▸ **Entries**
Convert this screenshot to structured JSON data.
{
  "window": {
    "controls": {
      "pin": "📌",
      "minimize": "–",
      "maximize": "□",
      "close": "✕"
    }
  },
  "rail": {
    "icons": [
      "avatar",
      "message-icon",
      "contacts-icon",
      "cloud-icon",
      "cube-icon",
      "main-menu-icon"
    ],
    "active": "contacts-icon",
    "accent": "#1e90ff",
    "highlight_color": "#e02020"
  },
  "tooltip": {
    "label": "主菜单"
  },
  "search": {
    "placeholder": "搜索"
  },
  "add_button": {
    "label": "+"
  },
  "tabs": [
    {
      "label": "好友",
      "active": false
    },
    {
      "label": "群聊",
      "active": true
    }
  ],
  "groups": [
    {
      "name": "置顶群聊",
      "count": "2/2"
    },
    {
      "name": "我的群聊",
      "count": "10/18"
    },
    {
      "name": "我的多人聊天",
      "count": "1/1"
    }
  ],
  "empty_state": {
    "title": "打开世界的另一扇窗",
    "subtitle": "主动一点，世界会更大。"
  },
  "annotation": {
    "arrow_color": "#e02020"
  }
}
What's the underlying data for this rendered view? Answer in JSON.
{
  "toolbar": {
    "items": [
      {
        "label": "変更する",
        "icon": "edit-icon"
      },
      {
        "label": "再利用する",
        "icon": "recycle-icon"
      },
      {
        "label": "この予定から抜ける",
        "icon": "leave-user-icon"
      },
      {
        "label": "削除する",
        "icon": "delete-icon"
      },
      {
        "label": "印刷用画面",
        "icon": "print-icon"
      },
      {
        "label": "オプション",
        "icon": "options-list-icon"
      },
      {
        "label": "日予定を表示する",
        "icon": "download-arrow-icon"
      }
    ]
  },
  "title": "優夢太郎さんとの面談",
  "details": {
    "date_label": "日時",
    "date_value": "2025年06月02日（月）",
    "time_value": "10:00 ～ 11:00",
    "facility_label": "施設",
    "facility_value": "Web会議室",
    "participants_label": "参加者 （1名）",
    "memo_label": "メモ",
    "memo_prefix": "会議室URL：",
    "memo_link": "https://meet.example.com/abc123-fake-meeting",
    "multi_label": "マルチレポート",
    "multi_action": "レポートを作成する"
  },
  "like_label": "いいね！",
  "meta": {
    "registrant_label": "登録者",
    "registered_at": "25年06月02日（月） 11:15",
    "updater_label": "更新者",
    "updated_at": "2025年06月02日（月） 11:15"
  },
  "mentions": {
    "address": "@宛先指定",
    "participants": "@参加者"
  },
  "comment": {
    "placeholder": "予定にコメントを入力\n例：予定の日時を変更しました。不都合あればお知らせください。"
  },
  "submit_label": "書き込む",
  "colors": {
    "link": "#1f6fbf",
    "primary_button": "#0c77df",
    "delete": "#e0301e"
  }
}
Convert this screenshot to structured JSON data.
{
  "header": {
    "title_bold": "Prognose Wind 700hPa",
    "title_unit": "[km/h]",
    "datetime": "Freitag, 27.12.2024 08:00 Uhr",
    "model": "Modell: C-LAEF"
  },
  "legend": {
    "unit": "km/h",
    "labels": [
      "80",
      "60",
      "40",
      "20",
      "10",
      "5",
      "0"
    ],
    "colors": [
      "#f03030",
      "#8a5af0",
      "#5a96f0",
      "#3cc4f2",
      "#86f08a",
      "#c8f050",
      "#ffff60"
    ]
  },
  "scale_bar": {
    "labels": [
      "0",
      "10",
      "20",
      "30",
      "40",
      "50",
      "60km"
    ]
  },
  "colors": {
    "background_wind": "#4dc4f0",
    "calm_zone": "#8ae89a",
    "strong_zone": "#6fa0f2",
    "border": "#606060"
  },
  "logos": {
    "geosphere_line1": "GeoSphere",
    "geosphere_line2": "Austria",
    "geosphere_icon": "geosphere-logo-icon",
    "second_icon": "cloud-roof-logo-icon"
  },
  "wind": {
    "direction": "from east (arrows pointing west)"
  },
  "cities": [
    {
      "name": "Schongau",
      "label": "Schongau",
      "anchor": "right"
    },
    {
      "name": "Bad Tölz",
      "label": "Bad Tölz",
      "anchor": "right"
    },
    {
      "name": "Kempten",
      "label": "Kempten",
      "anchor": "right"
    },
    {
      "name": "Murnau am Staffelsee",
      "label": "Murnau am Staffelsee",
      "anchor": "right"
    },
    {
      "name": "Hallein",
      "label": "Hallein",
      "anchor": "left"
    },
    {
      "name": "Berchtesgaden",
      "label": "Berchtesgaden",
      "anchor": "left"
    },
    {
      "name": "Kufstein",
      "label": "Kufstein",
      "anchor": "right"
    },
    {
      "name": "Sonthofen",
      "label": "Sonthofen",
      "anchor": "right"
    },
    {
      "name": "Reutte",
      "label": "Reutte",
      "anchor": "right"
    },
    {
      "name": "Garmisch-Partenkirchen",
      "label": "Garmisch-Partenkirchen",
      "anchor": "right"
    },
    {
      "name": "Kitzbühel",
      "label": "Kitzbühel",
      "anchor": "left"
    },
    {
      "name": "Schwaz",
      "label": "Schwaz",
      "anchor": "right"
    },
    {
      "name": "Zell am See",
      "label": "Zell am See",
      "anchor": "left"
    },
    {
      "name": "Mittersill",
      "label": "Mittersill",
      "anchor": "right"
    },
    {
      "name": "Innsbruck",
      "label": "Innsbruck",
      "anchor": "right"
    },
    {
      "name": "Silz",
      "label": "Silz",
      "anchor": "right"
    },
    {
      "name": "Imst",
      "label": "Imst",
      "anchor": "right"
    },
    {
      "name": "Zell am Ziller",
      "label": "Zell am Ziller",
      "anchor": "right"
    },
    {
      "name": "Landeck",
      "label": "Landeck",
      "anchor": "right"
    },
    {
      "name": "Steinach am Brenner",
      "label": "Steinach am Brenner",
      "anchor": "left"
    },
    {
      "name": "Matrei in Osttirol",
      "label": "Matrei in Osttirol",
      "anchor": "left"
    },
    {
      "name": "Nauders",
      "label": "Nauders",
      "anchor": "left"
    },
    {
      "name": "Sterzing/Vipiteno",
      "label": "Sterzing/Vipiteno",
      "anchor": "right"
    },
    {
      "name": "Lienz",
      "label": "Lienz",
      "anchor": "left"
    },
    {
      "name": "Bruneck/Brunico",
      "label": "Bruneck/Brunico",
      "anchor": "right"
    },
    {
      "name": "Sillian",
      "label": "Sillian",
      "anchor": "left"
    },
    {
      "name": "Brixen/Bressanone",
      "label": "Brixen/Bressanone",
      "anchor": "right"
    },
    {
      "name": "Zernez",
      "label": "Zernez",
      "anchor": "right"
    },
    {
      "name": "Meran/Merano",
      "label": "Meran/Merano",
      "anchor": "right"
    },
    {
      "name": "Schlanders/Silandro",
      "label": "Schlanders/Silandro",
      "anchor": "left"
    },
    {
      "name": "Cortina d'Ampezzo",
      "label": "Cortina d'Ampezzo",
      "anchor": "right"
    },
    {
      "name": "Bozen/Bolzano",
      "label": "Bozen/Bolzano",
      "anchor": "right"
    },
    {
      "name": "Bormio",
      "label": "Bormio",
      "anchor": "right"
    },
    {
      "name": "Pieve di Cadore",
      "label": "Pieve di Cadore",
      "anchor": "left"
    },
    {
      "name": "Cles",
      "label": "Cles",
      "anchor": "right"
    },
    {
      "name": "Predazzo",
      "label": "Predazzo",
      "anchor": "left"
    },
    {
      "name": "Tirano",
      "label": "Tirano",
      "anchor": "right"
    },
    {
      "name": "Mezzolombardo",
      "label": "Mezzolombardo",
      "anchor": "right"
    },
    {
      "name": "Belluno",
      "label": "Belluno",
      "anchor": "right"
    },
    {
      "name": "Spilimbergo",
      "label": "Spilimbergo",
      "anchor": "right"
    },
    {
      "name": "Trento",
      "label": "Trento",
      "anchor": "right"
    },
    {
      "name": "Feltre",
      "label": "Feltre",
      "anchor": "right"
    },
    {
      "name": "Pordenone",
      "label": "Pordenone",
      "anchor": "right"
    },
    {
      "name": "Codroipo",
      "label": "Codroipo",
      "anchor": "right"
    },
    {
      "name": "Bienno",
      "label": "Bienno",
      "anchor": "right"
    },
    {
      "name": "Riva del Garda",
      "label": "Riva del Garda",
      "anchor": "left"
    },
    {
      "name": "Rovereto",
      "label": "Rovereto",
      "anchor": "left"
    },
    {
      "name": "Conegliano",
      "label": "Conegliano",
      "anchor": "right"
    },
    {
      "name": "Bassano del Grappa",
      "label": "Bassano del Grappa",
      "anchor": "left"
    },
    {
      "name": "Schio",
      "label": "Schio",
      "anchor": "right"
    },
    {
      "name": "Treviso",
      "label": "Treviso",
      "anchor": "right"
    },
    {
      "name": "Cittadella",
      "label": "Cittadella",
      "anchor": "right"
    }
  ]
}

▸ **Task objective**
Copy each line of the data above that holds "Grappa".

▸ **Written solution**
      "name": "Bassano del Grappa",
      "label": "Bassano del Grappa",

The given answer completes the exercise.